>> start Information shown
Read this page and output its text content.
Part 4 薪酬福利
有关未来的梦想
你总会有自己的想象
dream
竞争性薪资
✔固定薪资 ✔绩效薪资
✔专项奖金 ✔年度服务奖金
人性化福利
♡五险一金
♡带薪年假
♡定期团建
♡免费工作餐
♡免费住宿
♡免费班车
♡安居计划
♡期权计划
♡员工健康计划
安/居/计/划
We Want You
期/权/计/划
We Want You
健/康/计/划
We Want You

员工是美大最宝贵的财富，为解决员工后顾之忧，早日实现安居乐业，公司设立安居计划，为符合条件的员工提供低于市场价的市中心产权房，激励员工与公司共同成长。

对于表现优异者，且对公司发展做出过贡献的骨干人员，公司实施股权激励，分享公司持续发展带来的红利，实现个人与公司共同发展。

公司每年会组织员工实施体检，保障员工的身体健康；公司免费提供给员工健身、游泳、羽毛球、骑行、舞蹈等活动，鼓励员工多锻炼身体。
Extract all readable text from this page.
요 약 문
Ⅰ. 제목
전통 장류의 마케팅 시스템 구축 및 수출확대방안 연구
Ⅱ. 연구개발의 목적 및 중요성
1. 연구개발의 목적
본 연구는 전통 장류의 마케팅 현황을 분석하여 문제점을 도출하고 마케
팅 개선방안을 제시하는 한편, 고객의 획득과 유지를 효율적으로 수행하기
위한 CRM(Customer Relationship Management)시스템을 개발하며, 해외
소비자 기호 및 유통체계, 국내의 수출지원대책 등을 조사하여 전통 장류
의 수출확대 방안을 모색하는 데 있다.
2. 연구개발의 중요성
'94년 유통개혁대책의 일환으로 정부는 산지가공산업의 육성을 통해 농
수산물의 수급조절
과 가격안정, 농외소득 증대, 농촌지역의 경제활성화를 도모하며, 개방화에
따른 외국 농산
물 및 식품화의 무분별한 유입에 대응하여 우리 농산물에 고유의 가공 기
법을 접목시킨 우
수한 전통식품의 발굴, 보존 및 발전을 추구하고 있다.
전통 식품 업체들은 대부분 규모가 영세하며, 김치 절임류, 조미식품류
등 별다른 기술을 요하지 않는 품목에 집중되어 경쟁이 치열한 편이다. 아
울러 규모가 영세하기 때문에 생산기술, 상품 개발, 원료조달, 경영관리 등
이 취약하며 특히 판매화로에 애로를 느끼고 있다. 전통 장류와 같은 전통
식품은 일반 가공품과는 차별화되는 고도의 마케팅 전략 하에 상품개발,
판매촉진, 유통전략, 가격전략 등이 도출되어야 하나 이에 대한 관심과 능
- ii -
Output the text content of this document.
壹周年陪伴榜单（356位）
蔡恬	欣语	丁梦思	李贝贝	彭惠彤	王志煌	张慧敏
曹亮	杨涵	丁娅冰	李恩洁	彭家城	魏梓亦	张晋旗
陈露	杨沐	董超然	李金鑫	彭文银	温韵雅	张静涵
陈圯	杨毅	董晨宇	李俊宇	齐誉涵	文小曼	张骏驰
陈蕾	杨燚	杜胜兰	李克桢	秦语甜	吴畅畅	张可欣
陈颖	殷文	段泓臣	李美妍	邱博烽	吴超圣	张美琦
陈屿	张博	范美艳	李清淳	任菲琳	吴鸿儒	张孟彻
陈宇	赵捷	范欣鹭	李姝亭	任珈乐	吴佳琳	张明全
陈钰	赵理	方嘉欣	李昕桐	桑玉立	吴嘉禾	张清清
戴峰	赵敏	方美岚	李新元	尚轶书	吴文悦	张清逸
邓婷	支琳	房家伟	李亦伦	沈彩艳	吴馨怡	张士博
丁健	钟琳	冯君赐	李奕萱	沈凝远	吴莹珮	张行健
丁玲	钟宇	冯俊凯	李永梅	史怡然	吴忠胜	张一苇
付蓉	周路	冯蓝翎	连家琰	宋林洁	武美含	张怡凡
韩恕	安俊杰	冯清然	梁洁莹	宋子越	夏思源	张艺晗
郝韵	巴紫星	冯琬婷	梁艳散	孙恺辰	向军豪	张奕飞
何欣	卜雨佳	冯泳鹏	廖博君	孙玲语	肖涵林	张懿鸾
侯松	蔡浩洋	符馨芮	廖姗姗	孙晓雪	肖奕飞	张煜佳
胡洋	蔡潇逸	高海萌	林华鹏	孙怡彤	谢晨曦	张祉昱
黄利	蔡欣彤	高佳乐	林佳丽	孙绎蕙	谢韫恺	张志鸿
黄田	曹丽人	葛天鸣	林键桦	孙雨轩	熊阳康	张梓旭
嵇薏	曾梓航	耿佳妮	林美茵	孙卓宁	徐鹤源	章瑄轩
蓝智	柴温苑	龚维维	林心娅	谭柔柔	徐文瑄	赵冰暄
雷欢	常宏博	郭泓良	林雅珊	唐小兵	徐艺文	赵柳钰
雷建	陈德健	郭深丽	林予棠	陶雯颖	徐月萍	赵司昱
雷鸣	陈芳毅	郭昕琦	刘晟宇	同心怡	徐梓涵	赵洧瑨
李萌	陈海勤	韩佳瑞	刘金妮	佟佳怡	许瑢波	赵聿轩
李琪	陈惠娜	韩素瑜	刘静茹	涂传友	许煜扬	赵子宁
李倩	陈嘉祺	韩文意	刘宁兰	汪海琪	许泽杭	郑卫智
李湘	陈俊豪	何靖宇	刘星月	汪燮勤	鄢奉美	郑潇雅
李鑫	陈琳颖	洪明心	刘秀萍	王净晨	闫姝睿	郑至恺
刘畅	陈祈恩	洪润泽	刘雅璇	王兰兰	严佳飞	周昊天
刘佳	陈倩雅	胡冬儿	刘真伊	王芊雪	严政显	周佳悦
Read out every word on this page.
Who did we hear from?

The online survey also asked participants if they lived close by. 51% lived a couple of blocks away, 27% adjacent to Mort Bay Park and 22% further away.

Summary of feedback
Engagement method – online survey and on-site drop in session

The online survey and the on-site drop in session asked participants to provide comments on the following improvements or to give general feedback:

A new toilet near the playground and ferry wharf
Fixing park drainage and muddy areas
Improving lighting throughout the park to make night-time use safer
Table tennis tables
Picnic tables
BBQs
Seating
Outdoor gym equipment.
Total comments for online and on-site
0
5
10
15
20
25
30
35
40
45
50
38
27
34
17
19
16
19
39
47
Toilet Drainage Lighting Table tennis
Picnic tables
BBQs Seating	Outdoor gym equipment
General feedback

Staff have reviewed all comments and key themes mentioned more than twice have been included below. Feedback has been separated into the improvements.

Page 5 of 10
>> end Information shown
# [The request]
Scan the records above for the string "equipment", then report every line that contains it.

# [Exercise solution]
Outdoor gym equipment.
BBQs Seating	Outdoor gym equipment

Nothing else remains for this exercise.